**TASK**.
Select lines where the word "much" appears.

**DATA PROVIDED**.
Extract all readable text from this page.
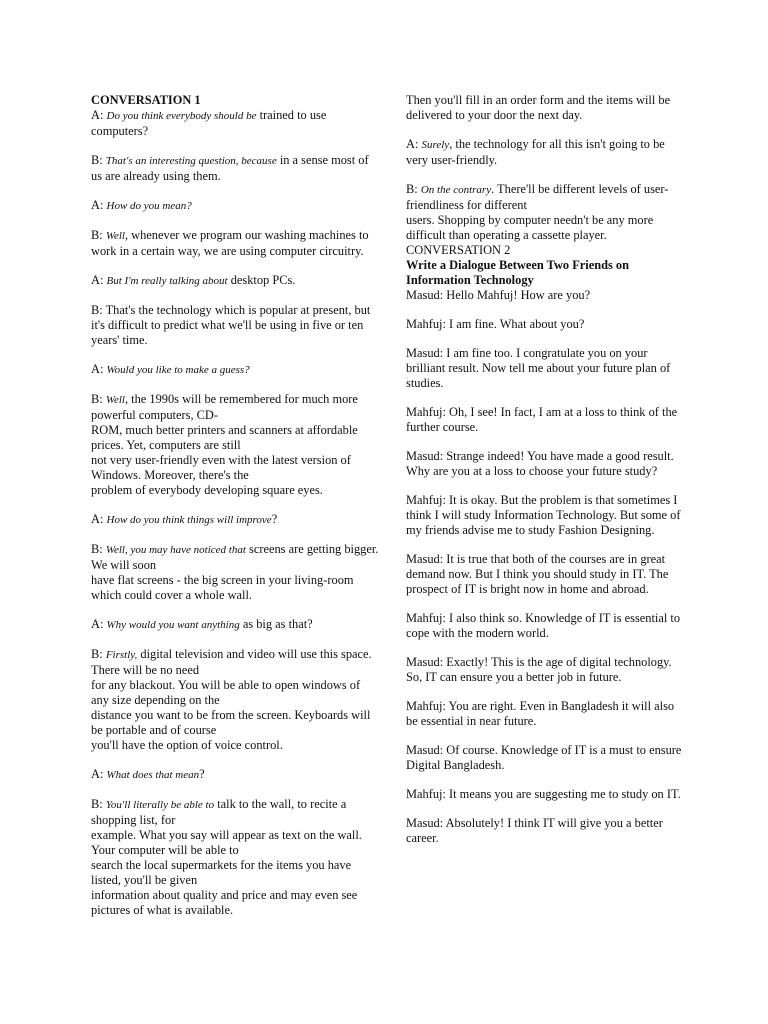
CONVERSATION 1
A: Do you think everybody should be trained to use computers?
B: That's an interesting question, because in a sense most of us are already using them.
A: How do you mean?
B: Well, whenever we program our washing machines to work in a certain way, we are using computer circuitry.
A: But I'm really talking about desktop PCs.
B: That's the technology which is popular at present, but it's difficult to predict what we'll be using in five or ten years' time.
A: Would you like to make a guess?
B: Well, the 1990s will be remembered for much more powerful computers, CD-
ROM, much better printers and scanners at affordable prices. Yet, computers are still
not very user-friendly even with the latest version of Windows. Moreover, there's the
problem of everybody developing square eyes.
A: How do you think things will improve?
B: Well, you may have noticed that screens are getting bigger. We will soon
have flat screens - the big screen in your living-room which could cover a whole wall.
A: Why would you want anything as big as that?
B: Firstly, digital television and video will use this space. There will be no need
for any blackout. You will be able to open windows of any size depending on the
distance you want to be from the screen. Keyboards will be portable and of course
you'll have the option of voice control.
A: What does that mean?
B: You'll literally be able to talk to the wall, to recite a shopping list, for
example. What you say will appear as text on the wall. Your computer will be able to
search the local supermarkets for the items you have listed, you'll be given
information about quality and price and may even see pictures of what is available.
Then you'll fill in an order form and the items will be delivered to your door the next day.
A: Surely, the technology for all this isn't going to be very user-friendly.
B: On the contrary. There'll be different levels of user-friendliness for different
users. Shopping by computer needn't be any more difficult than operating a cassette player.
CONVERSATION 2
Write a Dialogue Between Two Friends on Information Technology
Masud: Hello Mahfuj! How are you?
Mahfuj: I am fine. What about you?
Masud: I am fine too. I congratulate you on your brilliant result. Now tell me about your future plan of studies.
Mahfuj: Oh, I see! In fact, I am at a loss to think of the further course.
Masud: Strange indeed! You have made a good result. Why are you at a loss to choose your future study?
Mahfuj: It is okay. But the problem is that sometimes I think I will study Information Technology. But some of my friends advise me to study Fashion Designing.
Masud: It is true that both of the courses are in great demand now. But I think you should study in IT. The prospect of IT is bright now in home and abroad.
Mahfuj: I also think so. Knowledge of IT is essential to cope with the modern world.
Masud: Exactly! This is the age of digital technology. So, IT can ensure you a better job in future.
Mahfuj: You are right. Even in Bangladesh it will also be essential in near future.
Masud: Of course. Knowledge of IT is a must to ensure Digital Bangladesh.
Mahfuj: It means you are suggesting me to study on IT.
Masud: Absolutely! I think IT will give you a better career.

**ANSWER TO THIS PROBLEM**.
B: Well, the 1990s will be remembered for much more powerful computers, CD-
ROM, much better printers and scanners at affordable prices. Yet, computers are still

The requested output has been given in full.